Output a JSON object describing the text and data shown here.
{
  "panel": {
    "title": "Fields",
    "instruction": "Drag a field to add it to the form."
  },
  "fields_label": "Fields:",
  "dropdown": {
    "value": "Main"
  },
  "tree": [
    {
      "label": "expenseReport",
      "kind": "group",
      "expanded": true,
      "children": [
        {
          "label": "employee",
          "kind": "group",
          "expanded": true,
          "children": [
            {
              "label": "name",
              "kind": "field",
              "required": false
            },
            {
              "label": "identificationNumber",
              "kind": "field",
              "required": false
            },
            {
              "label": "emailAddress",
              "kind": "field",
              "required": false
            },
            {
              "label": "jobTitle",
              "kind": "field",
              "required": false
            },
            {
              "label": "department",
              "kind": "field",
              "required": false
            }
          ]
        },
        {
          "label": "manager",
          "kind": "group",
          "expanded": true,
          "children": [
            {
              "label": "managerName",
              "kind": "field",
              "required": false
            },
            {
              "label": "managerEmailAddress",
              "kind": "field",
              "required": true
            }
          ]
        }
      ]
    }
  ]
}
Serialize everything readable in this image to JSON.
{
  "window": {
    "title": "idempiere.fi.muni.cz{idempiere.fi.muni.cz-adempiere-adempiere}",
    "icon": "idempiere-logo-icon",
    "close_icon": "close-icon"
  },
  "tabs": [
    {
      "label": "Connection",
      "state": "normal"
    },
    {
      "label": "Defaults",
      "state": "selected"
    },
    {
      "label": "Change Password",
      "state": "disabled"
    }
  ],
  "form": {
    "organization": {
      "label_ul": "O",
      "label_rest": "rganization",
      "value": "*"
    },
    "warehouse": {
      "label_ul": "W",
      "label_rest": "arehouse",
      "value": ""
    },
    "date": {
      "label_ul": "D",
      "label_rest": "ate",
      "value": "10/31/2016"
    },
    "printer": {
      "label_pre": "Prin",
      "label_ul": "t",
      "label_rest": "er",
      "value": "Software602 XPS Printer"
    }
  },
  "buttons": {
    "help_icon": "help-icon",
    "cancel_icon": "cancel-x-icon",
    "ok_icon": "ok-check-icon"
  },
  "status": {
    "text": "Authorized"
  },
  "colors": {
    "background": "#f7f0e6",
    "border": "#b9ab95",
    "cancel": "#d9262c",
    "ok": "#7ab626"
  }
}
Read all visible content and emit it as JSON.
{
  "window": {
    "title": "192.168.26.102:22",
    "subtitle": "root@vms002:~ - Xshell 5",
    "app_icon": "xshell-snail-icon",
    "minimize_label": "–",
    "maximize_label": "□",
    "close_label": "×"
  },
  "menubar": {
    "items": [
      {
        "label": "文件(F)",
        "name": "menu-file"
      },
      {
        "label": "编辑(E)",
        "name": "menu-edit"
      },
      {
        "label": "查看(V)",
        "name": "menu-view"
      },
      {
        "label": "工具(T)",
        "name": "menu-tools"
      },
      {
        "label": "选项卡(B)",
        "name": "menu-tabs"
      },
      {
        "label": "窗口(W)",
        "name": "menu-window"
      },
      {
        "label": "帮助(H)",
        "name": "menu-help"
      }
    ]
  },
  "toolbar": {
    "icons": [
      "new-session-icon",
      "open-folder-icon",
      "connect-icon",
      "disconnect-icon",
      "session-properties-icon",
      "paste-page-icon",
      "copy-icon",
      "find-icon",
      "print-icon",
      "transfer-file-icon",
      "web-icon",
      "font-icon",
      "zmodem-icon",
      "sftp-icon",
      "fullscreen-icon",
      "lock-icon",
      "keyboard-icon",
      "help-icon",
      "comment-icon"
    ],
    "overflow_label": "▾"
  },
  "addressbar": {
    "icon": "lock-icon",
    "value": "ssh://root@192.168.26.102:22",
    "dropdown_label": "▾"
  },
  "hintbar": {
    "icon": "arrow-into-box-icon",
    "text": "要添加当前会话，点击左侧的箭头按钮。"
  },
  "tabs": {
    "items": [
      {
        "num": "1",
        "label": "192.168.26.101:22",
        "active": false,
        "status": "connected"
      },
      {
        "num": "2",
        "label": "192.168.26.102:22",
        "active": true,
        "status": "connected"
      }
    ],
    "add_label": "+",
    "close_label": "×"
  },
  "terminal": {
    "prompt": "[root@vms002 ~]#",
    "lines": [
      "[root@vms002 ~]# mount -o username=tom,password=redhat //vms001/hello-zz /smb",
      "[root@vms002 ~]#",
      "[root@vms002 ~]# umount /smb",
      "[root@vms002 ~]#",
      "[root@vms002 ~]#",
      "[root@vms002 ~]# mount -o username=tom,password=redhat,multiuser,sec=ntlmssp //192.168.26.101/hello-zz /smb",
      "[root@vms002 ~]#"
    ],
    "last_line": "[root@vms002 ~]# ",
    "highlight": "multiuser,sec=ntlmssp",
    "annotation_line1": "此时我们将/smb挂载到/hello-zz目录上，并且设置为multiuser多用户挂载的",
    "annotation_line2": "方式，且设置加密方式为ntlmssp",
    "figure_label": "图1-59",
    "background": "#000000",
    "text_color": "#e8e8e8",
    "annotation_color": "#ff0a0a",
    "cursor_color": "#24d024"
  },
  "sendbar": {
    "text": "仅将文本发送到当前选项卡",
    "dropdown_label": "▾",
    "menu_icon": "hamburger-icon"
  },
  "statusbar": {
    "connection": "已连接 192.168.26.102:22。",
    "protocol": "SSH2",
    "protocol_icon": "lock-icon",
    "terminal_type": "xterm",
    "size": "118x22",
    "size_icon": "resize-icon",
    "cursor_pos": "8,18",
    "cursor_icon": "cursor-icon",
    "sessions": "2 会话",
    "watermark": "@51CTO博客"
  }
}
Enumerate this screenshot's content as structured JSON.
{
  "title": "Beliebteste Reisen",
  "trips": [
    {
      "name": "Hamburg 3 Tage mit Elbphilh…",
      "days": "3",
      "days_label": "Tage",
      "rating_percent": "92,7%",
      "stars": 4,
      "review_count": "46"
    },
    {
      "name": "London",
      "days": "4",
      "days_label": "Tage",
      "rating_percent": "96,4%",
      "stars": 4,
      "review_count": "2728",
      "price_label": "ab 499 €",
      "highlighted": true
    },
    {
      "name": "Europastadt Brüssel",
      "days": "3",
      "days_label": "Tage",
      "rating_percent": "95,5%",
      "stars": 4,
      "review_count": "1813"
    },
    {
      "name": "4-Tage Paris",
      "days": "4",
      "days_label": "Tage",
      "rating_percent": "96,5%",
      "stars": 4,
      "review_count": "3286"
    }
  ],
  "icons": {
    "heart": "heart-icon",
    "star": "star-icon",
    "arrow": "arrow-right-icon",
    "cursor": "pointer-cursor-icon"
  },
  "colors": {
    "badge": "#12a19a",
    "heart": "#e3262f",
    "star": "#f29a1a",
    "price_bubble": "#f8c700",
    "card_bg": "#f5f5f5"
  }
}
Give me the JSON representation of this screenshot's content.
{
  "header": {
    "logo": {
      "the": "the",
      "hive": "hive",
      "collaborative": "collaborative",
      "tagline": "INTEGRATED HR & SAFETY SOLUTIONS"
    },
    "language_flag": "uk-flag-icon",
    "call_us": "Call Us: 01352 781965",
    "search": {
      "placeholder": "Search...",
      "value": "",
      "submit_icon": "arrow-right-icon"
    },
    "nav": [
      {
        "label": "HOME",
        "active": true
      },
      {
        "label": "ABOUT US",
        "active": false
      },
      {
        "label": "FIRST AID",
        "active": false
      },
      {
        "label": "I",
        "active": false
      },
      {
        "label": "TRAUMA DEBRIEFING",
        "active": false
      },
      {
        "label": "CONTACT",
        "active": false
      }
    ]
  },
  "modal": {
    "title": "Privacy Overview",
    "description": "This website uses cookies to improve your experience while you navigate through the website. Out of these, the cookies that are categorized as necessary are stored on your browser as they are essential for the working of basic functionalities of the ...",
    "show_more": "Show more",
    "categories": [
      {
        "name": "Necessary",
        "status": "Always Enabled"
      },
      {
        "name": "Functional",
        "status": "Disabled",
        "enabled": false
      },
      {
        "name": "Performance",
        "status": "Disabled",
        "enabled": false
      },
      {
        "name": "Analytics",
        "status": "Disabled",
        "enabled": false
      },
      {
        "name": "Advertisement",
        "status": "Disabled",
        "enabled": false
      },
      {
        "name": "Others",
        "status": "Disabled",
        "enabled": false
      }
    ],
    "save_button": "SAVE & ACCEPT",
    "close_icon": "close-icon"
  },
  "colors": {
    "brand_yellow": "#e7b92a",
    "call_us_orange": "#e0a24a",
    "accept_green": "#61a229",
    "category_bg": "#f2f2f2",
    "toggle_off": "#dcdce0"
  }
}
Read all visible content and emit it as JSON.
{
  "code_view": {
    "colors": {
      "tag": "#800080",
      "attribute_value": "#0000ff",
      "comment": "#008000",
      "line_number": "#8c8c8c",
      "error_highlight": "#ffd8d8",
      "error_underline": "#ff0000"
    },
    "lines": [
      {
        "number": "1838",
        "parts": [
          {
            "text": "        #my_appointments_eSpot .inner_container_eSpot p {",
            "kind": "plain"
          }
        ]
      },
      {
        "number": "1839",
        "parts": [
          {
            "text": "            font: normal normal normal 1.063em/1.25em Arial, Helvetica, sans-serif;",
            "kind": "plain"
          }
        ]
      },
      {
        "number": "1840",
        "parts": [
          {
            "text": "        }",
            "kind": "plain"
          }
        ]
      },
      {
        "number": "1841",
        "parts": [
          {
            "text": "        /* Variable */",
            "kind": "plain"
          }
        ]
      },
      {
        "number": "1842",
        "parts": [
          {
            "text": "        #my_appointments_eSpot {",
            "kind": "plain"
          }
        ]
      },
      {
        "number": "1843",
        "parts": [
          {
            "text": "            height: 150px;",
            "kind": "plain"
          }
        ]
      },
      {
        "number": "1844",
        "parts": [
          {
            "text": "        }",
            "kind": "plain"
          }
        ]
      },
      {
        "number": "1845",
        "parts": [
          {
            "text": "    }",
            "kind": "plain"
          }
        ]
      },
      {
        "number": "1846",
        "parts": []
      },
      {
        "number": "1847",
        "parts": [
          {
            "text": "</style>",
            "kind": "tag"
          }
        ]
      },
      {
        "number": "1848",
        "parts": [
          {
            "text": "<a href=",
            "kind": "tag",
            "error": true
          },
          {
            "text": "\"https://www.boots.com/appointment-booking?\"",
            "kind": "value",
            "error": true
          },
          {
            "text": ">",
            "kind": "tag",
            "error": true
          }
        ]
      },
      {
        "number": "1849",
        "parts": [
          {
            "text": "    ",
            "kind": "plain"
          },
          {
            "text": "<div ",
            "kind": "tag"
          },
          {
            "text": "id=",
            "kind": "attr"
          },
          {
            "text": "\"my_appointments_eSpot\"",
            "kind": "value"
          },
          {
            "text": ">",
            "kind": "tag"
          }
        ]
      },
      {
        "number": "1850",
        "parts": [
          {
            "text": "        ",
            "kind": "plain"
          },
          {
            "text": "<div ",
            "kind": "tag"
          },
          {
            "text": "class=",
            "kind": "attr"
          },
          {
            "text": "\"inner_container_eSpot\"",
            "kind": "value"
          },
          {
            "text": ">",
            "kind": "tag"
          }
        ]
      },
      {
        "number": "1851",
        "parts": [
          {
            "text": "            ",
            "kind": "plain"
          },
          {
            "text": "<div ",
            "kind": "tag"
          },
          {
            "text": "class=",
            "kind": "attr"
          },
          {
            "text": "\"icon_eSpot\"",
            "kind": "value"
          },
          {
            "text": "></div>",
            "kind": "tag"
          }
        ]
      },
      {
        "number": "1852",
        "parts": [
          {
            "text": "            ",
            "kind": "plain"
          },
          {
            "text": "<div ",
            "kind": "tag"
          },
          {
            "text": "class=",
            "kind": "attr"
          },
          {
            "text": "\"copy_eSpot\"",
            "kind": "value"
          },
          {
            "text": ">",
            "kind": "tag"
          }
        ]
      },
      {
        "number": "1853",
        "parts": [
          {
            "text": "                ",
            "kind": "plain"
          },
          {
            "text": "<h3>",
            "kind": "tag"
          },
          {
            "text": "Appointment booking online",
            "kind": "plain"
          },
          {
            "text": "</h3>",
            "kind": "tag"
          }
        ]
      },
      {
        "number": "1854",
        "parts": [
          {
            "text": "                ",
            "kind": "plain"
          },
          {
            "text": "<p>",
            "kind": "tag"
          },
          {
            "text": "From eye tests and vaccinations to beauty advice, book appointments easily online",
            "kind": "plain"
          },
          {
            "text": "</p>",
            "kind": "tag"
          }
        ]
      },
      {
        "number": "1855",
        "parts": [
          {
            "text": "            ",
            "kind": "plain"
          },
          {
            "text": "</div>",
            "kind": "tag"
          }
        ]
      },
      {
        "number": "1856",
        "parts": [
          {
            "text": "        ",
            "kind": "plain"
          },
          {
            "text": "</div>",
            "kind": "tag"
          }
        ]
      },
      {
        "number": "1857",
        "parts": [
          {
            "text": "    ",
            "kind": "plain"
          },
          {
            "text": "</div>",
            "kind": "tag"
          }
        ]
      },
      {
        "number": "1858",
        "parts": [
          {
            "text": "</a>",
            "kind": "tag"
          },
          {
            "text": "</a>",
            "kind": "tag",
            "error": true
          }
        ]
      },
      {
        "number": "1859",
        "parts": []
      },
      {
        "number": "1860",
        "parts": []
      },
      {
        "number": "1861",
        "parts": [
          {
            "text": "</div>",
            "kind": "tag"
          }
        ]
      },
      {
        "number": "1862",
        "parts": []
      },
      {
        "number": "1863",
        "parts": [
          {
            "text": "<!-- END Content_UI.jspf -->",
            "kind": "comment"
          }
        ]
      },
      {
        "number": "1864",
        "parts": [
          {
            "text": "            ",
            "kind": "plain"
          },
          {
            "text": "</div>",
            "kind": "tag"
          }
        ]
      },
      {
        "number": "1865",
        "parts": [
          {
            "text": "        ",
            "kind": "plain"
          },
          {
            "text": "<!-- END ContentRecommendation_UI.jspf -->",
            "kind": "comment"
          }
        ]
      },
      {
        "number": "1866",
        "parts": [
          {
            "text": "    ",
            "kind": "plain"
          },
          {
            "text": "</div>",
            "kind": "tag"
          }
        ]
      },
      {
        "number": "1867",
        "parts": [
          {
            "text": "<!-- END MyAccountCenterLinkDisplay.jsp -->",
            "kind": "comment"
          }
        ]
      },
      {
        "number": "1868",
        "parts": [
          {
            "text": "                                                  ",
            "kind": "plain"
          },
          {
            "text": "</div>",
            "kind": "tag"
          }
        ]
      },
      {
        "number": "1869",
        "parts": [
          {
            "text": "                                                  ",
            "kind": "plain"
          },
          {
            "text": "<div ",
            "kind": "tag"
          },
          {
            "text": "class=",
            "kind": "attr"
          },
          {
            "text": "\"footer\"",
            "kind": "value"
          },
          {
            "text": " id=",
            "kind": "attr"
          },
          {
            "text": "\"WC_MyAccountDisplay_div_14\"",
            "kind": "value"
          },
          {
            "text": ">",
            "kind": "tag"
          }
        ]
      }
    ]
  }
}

____________________

▶ **Task requirements**
Filter out all lines lacking the word "booking" and copy the rest.

▶ **Exercise solution**
            "text": "\"https://www.boots.com/appointment-booking?\"",
            "text": "Appointment booking online",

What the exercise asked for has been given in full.